• _Problem requirements_:
Everything in the listing should be copied exactly, save for the pictures.

-- Source records follows --

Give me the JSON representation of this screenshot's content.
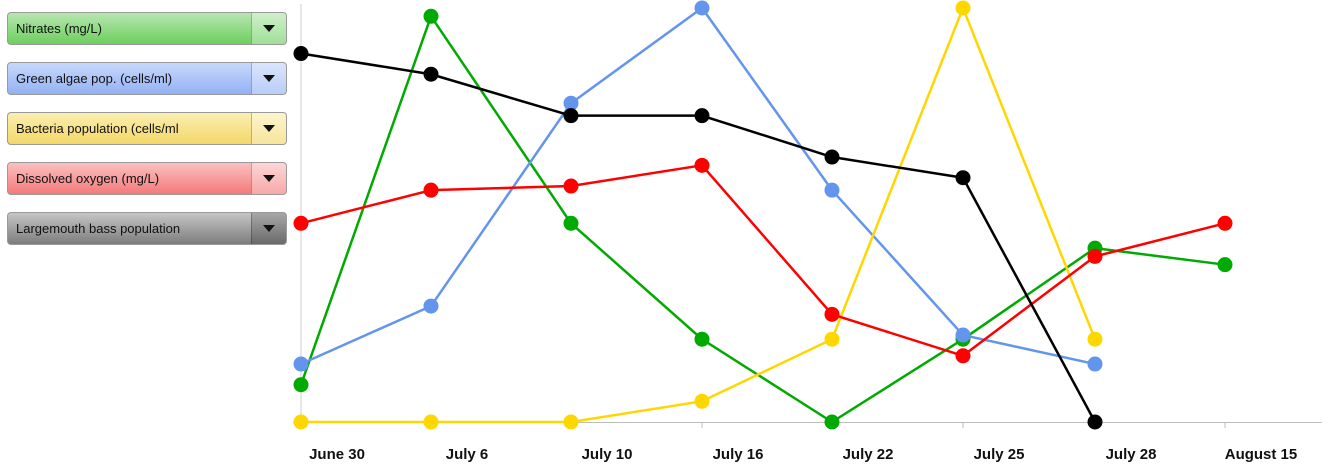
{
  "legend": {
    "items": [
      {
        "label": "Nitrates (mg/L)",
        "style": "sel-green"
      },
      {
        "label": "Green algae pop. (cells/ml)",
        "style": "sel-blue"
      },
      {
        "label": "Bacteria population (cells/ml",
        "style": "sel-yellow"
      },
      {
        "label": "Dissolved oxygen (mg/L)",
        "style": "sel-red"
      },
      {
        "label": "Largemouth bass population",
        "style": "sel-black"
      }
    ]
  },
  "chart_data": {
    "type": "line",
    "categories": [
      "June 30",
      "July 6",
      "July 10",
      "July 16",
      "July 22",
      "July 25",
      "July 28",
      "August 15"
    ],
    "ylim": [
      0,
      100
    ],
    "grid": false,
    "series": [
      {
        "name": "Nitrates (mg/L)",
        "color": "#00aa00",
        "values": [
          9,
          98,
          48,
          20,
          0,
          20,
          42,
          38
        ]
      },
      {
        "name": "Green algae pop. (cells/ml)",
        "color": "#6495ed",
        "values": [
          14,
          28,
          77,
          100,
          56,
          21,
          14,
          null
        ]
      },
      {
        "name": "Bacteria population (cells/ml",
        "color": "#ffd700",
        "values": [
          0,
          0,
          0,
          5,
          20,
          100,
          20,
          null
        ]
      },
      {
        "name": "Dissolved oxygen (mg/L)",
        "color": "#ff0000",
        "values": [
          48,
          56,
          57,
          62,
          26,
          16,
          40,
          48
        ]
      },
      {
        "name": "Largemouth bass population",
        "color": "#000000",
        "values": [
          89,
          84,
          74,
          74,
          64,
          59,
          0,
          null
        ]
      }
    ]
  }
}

-- Source records concluded --

• _Reply_:
Give me the JSON representation of this screenshot's content.
{
  "legend": {
    "items": [
      {
        "label": "Nitrates (mg/L)",
        "style": "sel-green"
      },
      {
        "label": "Green algae pop. (cells/ml)",
        "style": "sel-blue"
      },
      {
        "label": "Bacteria population (cells/ml",
        "style": "sel-yellow"
      },
      {
        "label": "Dissolved oxygen (mg/L)",
        "style": "sel-red"
      },
      {
        "label": "Largemouth bass population",
        "style": "sel-black"
      }
    ]
  },
  "chart_data": {
    "type": "line",
    "categories": [
      "June 30",
      "July 6",
      "July 10",
      "July 16",
      "July 22",
      "July 25",
      "July 28",
      "August 15"
    ],
    "ylim": [
      0,
      100
    ],
    "grid": false,
    "series": [
      {
        "name": "Nitrates (mg/L)",
        "color": "#00aa00",
        "values": [
          9,
          98,
          48,
          20,
          0,
          20,
          42,
          38
        ]
      },
      {
        "name": "Green algae pop. (cells/ml)",
        "color": "#6495ed",
        "values": [
          14,
          28,
          77,
          100,
          56,
          21,
          14,
          null
        ]
      },
      {
        "name": "Bacteria population (cells/ml",
        "color": "#ffd700",
        "values": [
          0,
          0,
          0,
          5,
          20,
          100,
          20,
          null
        ]
      },
      {
        "name": "Dissolved oxygen (mg/L)",
        "color": "#ff0000",
        "values": [
          48,
          56,
          57,
          62,
          26,
          16,
          40,
          48
        ]
      },
      {
        "name": "Largemouth bass population",
        "color": "#000000",
        "values": [
          89,
          84,
          74,
          74,
          64,
          59,
          0,
          null
        ]
      }
    ]
  }
}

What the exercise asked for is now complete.